INSTRUCTION: Every record must be repeated exactly, with no omission.

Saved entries
■ ■ ■
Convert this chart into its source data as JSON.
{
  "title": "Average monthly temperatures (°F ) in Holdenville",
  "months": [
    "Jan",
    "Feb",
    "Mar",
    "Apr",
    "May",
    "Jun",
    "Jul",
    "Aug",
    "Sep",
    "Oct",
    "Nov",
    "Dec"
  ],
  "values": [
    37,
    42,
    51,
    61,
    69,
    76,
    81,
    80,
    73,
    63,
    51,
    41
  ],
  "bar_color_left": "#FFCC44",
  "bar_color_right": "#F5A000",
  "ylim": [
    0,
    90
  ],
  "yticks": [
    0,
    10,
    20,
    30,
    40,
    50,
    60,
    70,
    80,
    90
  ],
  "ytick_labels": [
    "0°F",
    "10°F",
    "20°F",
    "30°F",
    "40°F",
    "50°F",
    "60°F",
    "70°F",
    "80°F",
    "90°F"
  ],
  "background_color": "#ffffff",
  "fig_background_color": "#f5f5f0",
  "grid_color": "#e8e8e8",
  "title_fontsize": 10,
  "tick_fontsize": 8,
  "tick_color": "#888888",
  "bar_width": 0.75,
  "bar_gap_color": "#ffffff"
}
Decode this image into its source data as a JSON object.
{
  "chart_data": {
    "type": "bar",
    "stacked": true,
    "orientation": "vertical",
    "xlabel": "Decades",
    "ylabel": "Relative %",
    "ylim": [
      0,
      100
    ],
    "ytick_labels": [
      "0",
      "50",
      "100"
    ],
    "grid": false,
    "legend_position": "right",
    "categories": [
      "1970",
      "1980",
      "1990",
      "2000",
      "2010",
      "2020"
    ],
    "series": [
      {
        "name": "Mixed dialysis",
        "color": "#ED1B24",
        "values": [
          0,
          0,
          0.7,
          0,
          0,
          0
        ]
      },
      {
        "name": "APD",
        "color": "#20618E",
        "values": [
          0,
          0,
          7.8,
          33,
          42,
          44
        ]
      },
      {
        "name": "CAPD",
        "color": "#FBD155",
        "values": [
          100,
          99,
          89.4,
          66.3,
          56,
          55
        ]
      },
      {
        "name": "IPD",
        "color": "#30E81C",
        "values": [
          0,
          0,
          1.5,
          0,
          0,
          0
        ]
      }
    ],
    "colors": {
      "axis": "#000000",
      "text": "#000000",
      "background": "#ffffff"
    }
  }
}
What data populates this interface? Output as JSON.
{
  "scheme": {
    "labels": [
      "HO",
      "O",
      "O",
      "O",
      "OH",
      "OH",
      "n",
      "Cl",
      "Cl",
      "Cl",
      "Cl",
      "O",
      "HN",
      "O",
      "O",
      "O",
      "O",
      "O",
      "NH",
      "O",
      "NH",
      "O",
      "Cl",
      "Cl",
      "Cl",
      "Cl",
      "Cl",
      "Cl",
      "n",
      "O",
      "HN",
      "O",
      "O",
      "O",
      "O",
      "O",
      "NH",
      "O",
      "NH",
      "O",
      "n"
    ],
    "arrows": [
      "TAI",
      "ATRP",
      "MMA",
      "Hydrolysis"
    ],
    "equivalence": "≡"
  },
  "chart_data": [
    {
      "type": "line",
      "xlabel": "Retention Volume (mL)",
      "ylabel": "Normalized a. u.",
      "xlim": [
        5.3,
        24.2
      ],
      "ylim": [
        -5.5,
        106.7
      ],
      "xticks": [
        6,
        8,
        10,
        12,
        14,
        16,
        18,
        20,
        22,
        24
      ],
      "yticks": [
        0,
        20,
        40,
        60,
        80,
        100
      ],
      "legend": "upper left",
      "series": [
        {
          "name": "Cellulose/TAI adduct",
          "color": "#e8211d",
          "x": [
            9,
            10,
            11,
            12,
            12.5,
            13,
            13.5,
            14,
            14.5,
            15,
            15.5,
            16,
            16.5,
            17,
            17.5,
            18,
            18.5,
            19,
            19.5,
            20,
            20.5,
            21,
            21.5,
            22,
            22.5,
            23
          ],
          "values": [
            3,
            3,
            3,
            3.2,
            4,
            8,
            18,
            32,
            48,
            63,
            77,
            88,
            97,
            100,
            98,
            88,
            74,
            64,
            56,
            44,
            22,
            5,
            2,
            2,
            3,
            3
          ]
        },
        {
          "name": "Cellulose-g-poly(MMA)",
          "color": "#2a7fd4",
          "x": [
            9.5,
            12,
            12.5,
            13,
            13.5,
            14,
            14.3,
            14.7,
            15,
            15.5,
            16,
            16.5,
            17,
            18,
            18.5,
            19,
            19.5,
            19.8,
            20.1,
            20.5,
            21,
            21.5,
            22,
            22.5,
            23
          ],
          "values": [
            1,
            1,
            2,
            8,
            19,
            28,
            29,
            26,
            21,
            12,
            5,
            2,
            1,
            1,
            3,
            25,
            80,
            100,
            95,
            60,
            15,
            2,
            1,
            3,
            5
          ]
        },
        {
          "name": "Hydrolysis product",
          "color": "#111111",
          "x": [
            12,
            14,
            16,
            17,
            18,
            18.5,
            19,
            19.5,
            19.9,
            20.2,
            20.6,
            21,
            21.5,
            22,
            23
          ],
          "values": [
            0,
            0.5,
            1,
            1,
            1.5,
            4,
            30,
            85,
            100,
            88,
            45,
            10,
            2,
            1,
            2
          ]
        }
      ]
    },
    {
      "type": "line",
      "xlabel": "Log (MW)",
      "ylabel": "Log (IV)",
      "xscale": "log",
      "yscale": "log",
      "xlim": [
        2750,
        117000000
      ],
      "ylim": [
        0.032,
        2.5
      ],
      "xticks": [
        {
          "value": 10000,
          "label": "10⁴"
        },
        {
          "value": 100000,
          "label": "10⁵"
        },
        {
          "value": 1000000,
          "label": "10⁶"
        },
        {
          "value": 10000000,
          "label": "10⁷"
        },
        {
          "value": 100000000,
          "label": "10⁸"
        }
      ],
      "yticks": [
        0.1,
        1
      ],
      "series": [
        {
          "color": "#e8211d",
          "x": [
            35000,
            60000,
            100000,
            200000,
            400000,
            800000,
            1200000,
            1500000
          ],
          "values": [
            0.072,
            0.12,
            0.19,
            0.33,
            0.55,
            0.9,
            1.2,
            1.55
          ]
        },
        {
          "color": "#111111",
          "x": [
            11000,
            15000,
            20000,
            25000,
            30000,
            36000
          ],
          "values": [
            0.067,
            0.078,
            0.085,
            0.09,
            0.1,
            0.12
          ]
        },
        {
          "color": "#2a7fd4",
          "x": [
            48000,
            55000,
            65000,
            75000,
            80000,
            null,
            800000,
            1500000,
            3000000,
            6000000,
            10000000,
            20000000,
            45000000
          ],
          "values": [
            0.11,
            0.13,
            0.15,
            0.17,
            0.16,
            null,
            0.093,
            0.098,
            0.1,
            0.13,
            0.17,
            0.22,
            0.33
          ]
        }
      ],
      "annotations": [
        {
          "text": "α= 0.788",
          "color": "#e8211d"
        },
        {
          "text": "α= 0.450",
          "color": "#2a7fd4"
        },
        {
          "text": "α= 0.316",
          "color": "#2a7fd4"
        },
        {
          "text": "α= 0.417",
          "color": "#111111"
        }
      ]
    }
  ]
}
■ ■ ■
RESULT:
Convert this chart into its source data as JSON.
{
  "title": "Average monthly temperatures (°F ) in Holdenville",
  "months": [
    "Jan",
    "Feb",
    "Mar",
    "Apr",
    "May",
    "Jun",
    "Jul",
    "Aug",
    "Sep",
    "Oct",
    "Nov",
    "Dec"
  ],
  "values": [
    37,
    42,
    51,
    61,
    69,
    76,
    81,
    80,
    73,
    63,
    51,
    41
  ],
  "bar_color_left": "#FFCC44",
  "bar_color_right": "#F5A000",
  "ylim": [
    0,
    90
  ],
  "yticks": [
    0,
    10,
    20,
    30,
    40,
    50,
    60,
    70,
    80,
    90
  ],
  "ytick_labels": [
    "0°F",
    "10°F",
    "20°F",
    "30°F",
    "40°F",
    "50°F",
    "60°F",
    "70°F",
    "80°F",
    "90°F"
  ],
  "background_color": "#ffffff",
  "fig_background_color": "#f5f5f0",
  "grid_color": "#e8e8e8",
  "title_fontsize": 10,
  "tick_fontsize": 8,
  "tick_color": "#888888",
  "bar_width": 0.75,
  "bar_gap_color": "#ffffff"
}
Decode this image into its source data as a JSON object.
{
  "chart_data": {
    "type": "bar",
    "stacked": true,
    "orientation": "vertical",
    "xlabel": "Decades",
    "ylabel": "Relative %",
    "ylim": [
      0,
      100
    ],
    "ytick_labels": [
      "0",
      "50",
      "100"
    ],
    "grid": false,
    "legend_position": "right",
    "categories": [
      "1970",
      "1980",
      "1990",
      "2000",
      "2010",
      "2020"
    ],
    "series": [
      {
        "name": "Mixed dialysis",
        "color": "#ED1B24",
        "values": [
          0,
          0,
          0.7,
          0,
          0,
          0
        ]
      },
      {
        "name": "APD",
        "color": "#20618E",
        "values": [
          0,
          0,
          7.8,
          33,
          42,
          44
        ]
      },
      {
        "name": "CAPD",
        "color": "#FBD155",
        "values": [
          100,
          99,
          89.4,
          66.3,
          56,
          55
        ]
      },
      {
        "name": "IPD",
        "color": "#30E81C",
        "values": [
          0,
          0,
          1.5,
          0,
          0,
          0
        ]
      }
    ],
    "colors": {
      "axis": "#000000",
      "text": "#000000",
      "background": "#ffffff"
    }
  }
}
What data populates this interface? Output as JSON.
{
  "scheme": {
    "labels": [
      "HO",
      "O",
      "O",
      "O",
      "OH",
      "OH",
      "n",
      "Cl",
      "Cl",
      "Cl",
      "Cl",
      "O",
      "HN",
      "O",
      "O",
      "O",
      "O",
      "O",
      "NH",
      "O",
      "NH",
      "O",
      "Cl",
      "Cl",
      "Cl",
      "Cl",
      "Cl",
      "Cl",
      "n",
      "O",
      "HN",
      "O",
      "O",
      "O",
      "O",
      "O",
      "NH",
      "O",
      "NH",
      "O",
      "n"
    ],
    "arrows": [
      "TAI",
      "ATRP",
      "MMA",
      "Hydrolysis"
    ],
    "equivalence": "≡"
  },
  "chart_data": [
    {
      "type": "line",
      "xlabel": "Retention Volume (mL)",
      "ylabel": "Normalized a. u.",
      "xlim": [
        5.3,
        24.2
      ],
      "ylim": [
        -5.5,
        106.7
      ],
      "xticks": [
        6,
        8,
        10,
        12,
        14,
        16,
        18,
        20,
        22,
        24
      ],
      "yticks": [
        0,
        20,
        40,
        60,
        80,
        100
      ],
      "legend": "upper left",
      "series": [
        {
          "name": "Cellulose/TAI adduct",
          "color": "#e8211d",
          "x": [
            9,
            10,
            11,
            12,
            12.5,
            13,
            13.5,
            14,
            14.5,
            15,
            15.5,
            16,
            16.5,
            17,
            17.5,
            18,
            18.5,
            19,
            19.5,
            20,
            20.5,
            21,
            21.5,
            22,
            22.5,
            23
          ],
          "values": [
            3,
            3,
            3,
            3.2,
            4,
            8,
            18,
            32,
            48,
            63,
            77,
            88,
            97,
            100,
            98,
            88,
            74,
            64,
            56,
            44,
            22,
            5,
            2,
            2,
            3,
            3
          ]
        },
        {
          "name": "Cellulose-g-poly(MMA)",
          "color": "#2a7fd4",
          "x": [
            9.5,
            12,
            12.5,
            13,
            13.5,
            14,
            14.3,
            14.7,
            15,
            15.5,
            16,
            16.5,
            17,
            18,
            18.5,
            19,
            19.5,
            19.8,
            20.1,
            20.5,
            21,
            21.5,
            22,
            22.5,
            23
          ],
          "values": [
            1,
            1,
            2,
            8,
            19,
            28,
            29,
            26,
            21,
            12,
            5,
            2,
            1,
            1,
            3,
            25,
            80,
            100,
            95,
            60,
            15,
            2,
            1,
            3,
            5
          ]
        },
        {
          "name": "Hydrolysis product",
          "color": "#111111",
          "x": [
            12,
            14,
            16,
            17,
            18,
            18.5,
            19,
            19.5,
            19.9,
            20.2,
            20.6,
            21,
            21.5,
            22,
            23
          ],
          "values": [
            0,
            0.5,
            1,
            1,
            1.5,
            4,
            30,
            85,
            100,
            88,
            45,
            10,
            2,
            1,
            2
          ]
        }
      ]
    },
    {
      "type": "line",
      "xlabel": "Log (MW)",
      "ylabel": "Log (IV)",
      "xscale": "log",
      "yscale": "log",
      "xlim": [
        2750,
        117000000
      ],
      "ylim": [
        0.032,
        2.5
      ],
      "xticks": [
        {
          "value": 10000,
          "label": "10⁴"
        },
        {
          "value": 100000,
          "label": "10⁵"
        },
        {
          "value": 1000000,
          "label": "10⁶"
        },
        {
          "value": 10000000,
          "label": "10⁷"
        },
        {
          "value": 100000000,
          "label": "10⁸"
        }
      ],
      "yticks": [
        0.1,
        1
      ],
      "series": [
        {
          "color": "#e8211d",
          "x": [
            35000,
            60000,
            100000,
            200000,
            400000,
            800000,
            1200000,
            1500000
          ],
          "values": [
            0.072,
            0.12,
            0.19,
            0.33,
            0.55,
            0.9,
            1.2,
            1.55
          ]
        },
        {
          "color": "#111111",
          "x": [
            11000,
            15000,
            20000,
            25000,
            30000,
            36000
          ],
          "values": [
            0.067,
            0.078,
            0.085,
            0.09,
            0.1,
            0.12
          ]
        },
        {
          "color": "#2a7fd4",
          "x": [
            48000,
            55000,
            65000,
            75000,
            80000,
            null,
            800000,
            1500000,
            3000000,
            6000000,
            10000000,
            20000000,
            45000000
          ],
          "values": [
            0.11,
            0.13,
            0.15,
            0.17,
            0.16,
            null,
            0.093,
            0.098,
            0.1,
            0.13,
            0.17,
            0.22,
            0.33
          ]
        }
      ],
      "annotations": [
        {
          "text": "α= 0.788",
          "color": "#e8211d"
        },
        {
          "text": "α= 0.450",
          "color": "#2a7fd4"
        },
        {
          "text": "α= 0.316",
          "color": "#2a7fd4"
        },
        {
          "text": "α= 0.417",
          "color": "#111111"
        }
      ]
    }
  ]
}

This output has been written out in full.